STATED EXERCISE = List all the lines in these records that hold "Vėjo".

EXERCISE DATA =
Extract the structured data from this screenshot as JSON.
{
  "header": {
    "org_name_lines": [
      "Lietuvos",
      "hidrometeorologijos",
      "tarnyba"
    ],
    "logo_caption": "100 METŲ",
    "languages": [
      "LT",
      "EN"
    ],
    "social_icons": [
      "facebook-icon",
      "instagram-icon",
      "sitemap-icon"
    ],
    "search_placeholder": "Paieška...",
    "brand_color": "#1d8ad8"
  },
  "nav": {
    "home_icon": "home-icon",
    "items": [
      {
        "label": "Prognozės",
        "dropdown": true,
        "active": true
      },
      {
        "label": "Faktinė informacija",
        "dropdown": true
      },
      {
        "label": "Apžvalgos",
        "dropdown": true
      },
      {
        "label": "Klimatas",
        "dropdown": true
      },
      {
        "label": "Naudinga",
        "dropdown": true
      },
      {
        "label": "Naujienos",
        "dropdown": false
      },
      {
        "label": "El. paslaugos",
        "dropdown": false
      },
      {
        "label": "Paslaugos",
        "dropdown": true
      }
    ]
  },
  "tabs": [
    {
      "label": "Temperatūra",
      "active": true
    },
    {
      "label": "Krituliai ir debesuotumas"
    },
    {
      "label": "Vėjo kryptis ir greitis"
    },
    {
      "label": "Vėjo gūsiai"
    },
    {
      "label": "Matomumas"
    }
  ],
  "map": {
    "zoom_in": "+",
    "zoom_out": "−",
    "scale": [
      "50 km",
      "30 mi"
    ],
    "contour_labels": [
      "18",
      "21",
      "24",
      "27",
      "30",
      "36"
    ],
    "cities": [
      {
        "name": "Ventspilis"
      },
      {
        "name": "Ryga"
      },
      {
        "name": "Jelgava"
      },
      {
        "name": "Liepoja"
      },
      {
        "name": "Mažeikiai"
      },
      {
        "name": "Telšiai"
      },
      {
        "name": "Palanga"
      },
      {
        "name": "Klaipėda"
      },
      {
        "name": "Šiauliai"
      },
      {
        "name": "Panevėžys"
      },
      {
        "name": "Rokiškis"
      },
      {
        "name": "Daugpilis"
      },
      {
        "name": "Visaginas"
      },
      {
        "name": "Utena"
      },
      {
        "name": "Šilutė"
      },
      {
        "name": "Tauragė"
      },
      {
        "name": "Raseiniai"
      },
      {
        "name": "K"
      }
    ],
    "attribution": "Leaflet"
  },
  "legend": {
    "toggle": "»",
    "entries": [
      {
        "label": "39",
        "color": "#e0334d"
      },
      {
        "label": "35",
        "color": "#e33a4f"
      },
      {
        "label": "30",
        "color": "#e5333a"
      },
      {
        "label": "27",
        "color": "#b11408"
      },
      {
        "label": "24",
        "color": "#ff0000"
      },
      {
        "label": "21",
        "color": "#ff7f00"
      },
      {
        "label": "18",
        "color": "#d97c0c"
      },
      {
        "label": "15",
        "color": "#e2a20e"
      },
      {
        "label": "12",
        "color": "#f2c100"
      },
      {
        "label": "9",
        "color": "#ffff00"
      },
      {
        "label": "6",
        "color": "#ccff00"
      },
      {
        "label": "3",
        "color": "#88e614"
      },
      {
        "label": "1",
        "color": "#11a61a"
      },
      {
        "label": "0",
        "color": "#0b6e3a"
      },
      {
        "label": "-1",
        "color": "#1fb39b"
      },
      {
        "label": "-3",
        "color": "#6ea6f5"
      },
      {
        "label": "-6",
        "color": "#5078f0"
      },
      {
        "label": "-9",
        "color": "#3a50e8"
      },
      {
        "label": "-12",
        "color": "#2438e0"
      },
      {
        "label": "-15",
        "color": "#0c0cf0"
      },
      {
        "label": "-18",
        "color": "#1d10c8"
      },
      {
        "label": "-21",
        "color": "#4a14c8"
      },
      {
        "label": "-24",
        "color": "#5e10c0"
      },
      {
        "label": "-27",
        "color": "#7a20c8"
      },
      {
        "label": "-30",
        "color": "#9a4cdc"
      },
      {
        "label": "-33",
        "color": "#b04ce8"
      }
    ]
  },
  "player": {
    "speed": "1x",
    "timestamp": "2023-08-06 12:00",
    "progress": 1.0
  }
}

PROBLEM SOLUTION =
      "label": "Vėjo kryptis ir greitis"
      "label": "Vėjo gūsiai"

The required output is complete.